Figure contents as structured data
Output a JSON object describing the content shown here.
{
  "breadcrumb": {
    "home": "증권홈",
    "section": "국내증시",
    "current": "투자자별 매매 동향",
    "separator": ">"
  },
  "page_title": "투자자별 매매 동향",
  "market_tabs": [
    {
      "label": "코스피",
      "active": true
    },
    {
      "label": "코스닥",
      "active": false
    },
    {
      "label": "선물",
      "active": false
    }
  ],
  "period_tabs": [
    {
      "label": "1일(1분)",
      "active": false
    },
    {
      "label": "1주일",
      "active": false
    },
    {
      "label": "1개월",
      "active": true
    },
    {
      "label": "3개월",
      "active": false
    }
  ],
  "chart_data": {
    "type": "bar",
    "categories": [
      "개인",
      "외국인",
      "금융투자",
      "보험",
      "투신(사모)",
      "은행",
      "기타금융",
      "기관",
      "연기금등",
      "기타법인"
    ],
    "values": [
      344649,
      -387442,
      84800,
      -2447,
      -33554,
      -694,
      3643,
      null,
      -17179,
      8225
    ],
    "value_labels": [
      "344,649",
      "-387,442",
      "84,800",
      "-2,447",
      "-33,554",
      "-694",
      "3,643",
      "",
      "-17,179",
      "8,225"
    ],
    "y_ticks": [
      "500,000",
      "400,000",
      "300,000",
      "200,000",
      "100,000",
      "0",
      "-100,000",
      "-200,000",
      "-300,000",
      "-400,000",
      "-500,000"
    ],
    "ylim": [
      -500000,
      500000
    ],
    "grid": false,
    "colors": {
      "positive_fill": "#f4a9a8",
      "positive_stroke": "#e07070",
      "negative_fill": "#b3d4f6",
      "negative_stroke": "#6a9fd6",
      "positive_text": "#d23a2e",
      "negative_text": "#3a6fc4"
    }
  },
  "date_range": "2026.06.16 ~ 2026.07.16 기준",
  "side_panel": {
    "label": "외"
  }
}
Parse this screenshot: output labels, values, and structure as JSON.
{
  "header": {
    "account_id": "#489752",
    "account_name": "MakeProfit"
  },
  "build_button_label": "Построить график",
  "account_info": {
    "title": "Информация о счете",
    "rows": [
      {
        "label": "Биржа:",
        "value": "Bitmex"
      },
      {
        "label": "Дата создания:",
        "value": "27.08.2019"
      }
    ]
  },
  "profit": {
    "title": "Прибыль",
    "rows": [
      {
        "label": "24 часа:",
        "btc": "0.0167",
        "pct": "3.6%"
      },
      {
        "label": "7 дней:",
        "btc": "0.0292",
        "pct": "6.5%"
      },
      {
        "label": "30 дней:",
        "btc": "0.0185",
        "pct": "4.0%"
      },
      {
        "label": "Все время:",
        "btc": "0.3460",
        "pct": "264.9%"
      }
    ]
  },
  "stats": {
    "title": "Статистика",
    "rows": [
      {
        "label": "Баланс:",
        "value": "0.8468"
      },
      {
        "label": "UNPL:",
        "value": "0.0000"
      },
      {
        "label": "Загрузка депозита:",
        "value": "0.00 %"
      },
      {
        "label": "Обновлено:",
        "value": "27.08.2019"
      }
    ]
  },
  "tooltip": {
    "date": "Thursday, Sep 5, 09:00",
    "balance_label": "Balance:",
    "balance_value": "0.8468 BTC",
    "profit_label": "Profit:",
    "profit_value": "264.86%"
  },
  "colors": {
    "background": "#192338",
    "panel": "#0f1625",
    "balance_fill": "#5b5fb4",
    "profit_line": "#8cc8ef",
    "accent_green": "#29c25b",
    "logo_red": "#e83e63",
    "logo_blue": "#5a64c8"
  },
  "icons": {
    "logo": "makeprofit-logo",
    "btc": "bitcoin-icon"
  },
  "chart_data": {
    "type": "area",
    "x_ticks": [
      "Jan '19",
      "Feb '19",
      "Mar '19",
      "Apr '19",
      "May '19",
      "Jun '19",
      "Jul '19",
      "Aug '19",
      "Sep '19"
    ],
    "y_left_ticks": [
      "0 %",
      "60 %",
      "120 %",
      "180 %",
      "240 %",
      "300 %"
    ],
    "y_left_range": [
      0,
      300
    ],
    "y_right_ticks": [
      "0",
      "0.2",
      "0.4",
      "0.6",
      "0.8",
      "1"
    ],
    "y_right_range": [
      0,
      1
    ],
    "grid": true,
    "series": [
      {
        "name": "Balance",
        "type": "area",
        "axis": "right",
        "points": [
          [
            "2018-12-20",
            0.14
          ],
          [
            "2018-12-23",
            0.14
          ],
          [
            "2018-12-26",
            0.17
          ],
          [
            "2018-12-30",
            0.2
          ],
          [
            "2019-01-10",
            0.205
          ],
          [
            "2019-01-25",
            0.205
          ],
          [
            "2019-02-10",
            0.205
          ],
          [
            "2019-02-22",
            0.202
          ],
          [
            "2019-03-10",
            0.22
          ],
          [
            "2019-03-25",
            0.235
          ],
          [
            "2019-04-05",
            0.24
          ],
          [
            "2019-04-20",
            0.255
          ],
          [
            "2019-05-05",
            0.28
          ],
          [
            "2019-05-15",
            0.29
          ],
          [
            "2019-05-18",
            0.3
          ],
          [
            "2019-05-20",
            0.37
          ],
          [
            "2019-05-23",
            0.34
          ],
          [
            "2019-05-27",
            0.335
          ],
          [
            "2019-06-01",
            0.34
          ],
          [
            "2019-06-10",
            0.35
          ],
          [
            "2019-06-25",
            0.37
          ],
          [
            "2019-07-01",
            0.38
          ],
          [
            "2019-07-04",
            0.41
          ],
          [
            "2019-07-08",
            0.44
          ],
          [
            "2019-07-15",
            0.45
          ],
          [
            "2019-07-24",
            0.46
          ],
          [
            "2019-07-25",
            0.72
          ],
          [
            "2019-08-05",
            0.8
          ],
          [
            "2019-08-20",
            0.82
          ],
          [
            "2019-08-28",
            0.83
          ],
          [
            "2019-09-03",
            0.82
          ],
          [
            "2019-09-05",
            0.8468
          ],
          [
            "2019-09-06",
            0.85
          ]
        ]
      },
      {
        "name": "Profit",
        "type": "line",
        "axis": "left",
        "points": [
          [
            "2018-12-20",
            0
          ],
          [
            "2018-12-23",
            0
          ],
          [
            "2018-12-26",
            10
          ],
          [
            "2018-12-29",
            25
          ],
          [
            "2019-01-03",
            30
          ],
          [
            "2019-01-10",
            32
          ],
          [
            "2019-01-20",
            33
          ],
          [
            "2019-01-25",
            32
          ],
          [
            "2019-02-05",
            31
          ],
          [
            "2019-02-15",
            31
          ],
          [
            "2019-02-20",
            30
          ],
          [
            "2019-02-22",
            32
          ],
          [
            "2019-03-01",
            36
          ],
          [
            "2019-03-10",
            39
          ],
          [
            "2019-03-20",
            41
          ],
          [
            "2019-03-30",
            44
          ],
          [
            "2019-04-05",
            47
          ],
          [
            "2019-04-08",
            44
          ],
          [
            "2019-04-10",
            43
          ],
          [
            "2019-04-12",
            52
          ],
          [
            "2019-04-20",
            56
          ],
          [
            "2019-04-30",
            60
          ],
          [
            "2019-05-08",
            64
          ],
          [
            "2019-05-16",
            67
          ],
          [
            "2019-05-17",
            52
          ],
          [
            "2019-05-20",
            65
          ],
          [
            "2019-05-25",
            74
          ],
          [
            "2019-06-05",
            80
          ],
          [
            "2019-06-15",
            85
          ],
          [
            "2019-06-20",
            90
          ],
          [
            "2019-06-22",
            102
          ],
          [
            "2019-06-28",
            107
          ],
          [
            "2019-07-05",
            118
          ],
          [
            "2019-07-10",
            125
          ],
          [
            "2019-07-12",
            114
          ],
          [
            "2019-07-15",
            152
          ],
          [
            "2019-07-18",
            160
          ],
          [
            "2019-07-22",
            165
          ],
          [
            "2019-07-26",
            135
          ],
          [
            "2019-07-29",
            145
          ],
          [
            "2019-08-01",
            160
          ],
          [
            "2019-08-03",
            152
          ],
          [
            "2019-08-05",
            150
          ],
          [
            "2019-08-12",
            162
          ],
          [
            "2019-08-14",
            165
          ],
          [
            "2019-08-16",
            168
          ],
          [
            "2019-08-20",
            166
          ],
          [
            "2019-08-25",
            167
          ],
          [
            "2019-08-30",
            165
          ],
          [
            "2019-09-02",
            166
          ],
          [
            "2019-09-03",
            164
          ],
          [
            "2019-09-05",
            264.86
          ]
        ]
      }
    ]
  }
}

## Problem to solve
Gather all lines of the records that include the word "type".

## Full solution
    "type": "bar",
    "type": "area",
        "type": "area",
        "type": "line",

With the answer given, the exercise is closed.